**REQUIRED ACTIONS:**
(1) In the article about Elon Musk's pledge to cover legal bills, translate this sentence into Spanish: "The owner of the social media platform formerly known as Twitter has pledged that his company will pay the legal bills of people who were unfairly treated by an employer after posting comments to the site."
(2) Continue the article on Elon Musk's pledge to pay Twitter users' legal bills, picking up after its final paragraph.

**SELECTED EXTRACT:**
··········

Elon Musk Pledges To Pay Legal Bills of Twitter Users Unfairly Treated for Posting on the Site

Judging from the response of users on the site, the promise has the potential to open up X, as Twitter is now named, to untold amounts in legal bills.

Hannibal Hanschke/pool via AP, Ffile
Elon Musk at Berlin on December 1, 2020. Hannibal Hanschke/pool via AP, Ffile

The owner of the social media platform formerly known as Twitter has pledged that his company will pay the legal bills of people who were unfairly treated by an employer after posting comments to the site.

In a late-night tweet Saturday, Elon Musk said there would be “no limit” to the amount of assistance available and asked those with stories to tell to come forward. Judging from the response of users on the site, the promise has the potential to open up X, as the company is now called, to untold amounts in legal bills.

Mr. Musk was immediately inundated with comments from users both known and unknown who claimed they had been retaliated against for posting unpopular opinions or controversial comments on the platform. Among the notable characters who applauded the move was the American actress and comedienne Roseanne Barr, whose hit television sitcom was canceled by ABC in 2018 after she posted a tweet about an Obama advisor, Valerie Jarrett, that many said was racist.

Ms. Barr had only recently returned to the airwaves with her show “Roseanne” following an absence of two decades and the show was generating enormous ratings for the network. She attempted to apologize for the tweet, calling it a “bad joke” made under the influence of sleeping pills, but the damage had already been done.

The president of entertainment for ABC, Channing Dungey, said in a statement that “Roseanne’s Twitter statement is abhorrent, repugnant and inconsistent with our values” and the show was canceled immediately.

Another case cited that might have benefitted from Mr. Musk’s largesse was that of a former brand president for jeans-maker Levi Strauss & Company, Jennifer Sey. Ms. Sey, once considered a top candidate to be chief executive of the company, was ousted from her job after she posted criticism of the Centers for Disease Control and Dr. Anthony Fauci on Twitter in April 2021 during the Covid pandemic. She accused the CDC and Dr. Fauci of “fear-mongering” and ridiculed the agency’s advice that small children be masked.

··········

**PROVIDED RECORDS:**

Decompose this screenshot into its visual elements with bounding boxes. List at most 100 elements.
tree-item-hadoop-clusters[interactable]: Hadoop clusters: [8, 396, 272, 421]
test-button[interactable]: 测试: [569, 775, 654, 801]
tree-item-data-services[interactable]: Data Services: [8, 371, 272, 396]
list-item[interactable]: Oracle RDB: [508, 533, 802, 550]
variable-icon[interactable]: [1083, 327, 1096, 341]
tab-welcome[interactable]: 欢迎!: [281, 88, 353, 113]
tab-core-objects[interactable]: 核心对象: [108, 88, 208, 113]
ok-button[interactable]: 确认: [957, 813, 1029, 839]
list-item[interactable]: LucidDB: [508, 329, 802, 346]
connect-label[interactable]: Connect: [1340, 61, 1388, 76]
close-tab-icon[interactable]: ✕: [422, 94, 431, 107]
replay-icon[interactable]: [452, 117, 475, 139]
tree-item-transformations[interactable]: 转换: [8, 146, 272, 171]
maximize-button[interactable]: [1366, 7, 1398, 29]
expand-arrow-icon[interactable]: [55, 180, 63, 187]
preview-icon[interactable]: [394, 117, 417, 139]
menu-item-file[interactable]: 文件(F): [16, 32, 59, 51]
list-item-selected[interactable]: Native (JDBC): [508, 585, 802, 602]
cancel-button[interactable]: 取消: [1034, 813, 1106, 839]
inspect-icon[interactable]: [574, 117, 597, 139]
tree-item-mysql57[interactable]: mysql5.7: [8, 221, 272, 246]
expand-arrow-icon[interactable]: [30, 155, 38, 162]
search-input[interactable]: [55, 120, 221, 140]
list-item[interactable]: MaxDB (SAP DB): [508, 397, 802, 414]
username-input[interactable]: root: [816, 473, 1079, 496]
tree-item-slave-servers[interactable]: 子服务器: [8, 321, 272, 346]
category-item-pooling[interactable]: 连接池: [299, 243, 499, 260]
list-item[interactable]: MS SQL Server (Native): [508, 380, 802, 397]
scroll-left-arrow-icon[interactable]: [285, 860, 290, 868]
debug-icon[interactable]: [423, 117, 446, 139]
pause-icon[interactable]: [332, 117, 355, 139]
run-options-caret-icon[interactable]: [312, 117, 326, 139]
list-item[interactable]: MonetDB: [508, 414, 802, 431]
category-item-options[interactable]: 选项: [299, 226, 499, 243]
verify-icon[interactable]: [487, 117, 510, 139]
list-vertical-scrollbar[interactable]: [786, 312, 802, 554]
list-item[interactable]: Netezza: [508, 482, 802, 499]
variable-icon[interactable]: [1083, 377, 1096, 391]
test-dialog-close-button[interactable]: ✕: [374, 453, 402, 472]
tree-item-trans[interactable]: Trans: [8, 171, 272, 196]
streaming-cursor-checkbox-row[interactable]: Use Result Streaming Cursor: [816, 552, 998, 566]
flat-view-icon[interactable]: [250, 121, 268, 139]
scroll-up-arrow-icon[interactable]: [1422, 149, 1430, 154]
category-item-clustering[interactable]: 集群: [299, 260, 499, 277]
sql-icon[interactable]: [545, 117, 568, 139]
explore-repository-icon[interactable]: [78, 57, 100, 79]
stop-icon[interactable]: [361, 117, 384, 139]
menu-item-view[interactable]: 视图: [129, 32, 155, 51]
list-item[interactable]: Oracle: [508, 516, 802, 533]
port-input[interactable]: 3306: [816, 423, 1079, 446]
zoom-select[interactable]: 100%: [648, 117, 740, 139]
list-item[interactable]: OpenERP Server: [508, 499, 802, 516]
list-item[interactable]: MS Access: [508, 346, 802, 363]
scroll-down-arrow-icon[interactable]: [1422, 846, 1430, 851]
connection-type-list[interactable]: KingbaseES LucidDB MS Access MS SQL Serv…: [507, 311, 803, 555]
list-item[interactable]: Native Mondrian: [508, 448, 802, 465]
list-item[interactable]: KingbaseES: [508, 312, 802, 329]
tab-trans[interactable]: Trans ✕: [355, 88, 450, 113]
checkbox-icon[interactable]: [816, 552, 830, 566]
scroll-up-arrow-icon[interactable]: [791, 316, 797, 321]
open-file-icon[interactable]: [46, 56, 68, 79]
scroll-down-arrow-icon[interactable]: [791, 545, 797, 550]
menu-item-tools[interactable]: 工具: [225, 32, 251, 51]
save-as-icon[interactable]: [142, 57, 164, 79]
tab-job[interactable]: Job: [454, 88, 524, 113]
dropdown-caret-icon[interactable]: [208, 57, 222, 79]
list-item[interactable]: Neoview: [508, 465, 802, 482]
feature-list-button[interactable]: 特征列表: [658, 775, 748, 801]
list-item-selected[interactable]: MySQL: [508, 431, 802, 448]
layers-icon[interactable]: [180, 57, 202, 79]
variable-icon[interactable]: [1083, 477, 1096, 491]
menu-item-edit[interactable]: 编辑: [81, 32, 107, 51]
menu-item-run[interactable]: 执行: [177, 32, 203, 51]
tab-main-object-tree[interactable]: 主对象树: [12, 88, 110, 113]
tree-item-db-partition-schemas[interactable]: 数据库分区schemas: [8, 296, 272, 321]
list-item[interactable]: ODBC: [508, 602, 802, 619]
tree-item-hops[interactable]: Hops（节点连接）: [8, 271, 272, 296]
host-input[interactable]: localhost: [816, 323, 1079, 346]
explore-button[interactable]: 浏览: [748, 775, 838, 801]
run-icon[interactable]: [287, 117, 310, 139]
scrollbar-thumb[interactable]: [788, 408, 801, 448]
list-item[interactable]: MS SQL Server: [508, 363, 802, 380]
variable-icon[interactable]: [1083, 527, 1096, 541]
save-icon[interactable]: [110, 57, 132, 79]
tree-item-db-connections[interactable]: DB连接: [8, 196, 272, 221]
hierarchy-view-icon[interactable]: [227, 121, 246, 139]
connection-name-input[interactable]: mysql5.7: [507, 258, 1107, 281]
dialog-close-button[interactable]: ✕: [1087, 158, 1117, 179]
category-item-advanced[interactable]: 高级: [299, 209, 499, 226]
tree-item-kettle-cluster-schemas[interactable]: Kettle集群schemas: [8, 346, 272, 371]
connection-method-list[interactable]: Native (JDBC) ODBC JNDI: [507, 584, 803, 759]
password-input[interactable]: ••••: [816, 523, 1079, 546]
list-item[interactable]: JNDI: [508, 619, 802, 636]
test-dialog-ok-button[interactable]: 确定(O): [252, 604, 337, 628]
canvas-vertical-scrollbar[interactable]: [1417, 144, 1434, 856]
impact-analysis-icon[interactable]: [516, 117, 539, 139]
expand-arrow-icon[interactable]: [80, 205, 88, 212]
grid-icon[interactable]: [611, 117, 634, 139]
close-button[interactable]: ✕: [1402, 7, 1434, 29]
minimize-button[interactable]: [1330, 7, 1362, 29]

··········

**TASK RESPONSES:**
(1) El dueño de la plataforma de redes sociales antes conocida como Twitter ha prometido que su empresa pagará los gastos legales de las personas que recibieron un trato injusto por parte de un empleador después de publicar comentarios en el sitio.

(2)
Ms. Sey’s comments led to boycott threats against the company and were criticized by other executives at Levi’s. She reportedly quit her job and passed up on a $1 million severance package in order to avoid a nondisclosure agreement that would have prevented her from speaking out against what she called the company’s “left-leaning orthodoxy.”

“I was told on many occasions by Levi’s, my employer, between 2020 and 2022, that I needed to stop tweeting about closed public schools during covid,” Ms. Sey tells the Sun in an email Sunday. “I didn’t. I was then told in January 2022 that there was no longer a place for me at the company. I was maligned by employees at the company and by strangers on twitter and that was used against me to push me out of the company. This, perhaps, is a very high profile example of Musk’s offer.”

Another popular right-of-center Twitter user, Libs of TikTok, posted the story of a community manager at a video game distributor, Limited Run Games, who was fired from her job as a community manager at the North Carolina-based company after transgender activists singled her out for following Libs of TikTok and several other conservative Twitter accounts. The employee, Kara Lynn, was accused of being a “transphobe” for following the accounts.

In a statement, the company said it respects its employees’ personal opinions but is committed to supporting an inclusive culture. “Upon investigating a situation, an employee was terminated,” the company said in a tweet. “Our goal as a company is to continue to foster a positive and safe environment for everyone.”

Mr. Musk followed up to the post asking Ms. Lynne if the story was indeed true. “The situation is slightly more complicated than the headline,” she replied. “But yes.”